Back to Pulsar

PIP-466: New Java Client API (V5) with Scalable Topic Support

pip/pip-466.md

5.0.0-M122.9 KB
Original Source

PIP-466: New Java Client API (V5) with Scalable Topic Support

Background Knowledge

Apache Pulsar's Java client API (pulsar-client-api) has been the primary interface for Java applications since Pulsar's inception. The API surface has grown organically over the years to support partitioned topics, multiple subscription types, transactions, schema evolution, and more.

API versioning precedent. Pulsar already went through a breaking API redesign in the 2.0 release, where the old API was moved into a separate compatibility module (pulsar-client-1x-base) and the main module was replaced with the new API. This PIP takes a less disruptive approach: the existing pulsar-client-api and pulsar-client modules stay completely unchanged, and the new API is introduced in an additional pulsar-client-v5 module. Existing applications are unaffected; new applications can opt in to the V5 API.

## [Given exercise 1]
According to the PIP-466 text, why are existing applications unaffected by the new V5 API?
## [Given exercise 2]
Write the next part of the PIP-466 text, starting after its last sentence.

## [Data records]
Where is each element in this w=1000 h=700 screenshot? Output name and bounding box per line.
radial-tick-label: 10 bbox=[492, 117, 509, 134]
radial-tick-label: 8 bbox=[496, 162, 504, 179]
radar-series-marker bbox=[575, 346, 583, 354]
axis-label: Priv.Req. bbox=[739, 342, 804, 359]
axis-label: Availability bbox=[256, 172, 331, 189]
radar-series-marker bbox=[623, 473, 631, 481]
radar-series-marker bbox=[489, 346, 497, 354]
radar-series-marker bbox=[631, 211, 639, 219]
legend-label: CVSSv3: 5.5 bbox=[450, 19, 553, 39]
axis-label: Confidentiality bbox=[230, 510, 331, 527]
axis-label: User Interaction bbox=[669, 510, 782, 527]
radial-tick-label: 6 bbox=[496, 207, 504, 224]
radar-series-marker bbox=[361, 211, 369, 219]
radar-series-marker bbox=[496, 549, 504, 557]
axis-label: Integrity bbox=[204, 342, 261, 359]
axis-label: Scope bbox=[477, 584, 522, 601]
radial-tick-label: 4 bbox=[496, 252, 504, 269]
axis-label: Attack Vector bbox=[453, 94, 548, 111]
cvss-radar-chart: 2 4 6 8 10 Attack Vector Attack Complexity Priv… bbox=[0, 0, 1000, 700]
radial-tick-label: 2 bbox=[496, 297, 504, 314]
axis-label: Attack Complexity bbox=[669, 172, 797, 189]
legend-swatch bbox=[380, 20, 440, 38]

## [Reply 1]
The existing pulsar-client-api and pulsar-client modules stay completely unchanged. The new API is added in a separate pulsar-client-v5 module, so only new applications that opt in use it.

## [Reply 2]
Partitioned topics are Pulsar's current mechanism for topic-level parallelism. A partitioned topic is a collection of N independent internal topics (partitions), each backed by a separate managed ledger. The client is responsible for routing messages to partitions (via MessageRouter) and is exposed to partition-level details through TopicMessageId, getPartitionsForTopic(), and partition-specific consumers.

Subscription types control how messages are distributed to consumers. Pulsar supports four types — Exclusive, Failover, Shared, and Key_Shared — all accessed through a single Consumer interface. The interface exposes all operations regardless of which subscription type is in use, even though some operations (e.g., acknowledgeCumulative() on Shared) throw at runtime.

Scalable topics (PIP-460) are a new server-side mechanism where a topic is composed of a DAG of hash-range segments that can be dynamically split and merged by the broker. Unlike partitioned topics, the number of segments is invisible to the client and can change at runtime without application awareness. The client receives segment layout updates via a dedicated protocol command (DAG watch session) and routes messages based on hash-range matching. This PIP defines the client API designed to work with scalable topics; the broker-side design is covered by PIP-460.

Motivation

1. Remove partitioning from the client API

The current API leaks partitioning everywhere: TopicMessageId carries partition indexes, getPartitionsForTopic() exposes the count, MessageRouter forces the application to make routing decisions, and consumers can be bound to specific partitions. This forces application code to deal with what is fundamentally a server-side scalability concern.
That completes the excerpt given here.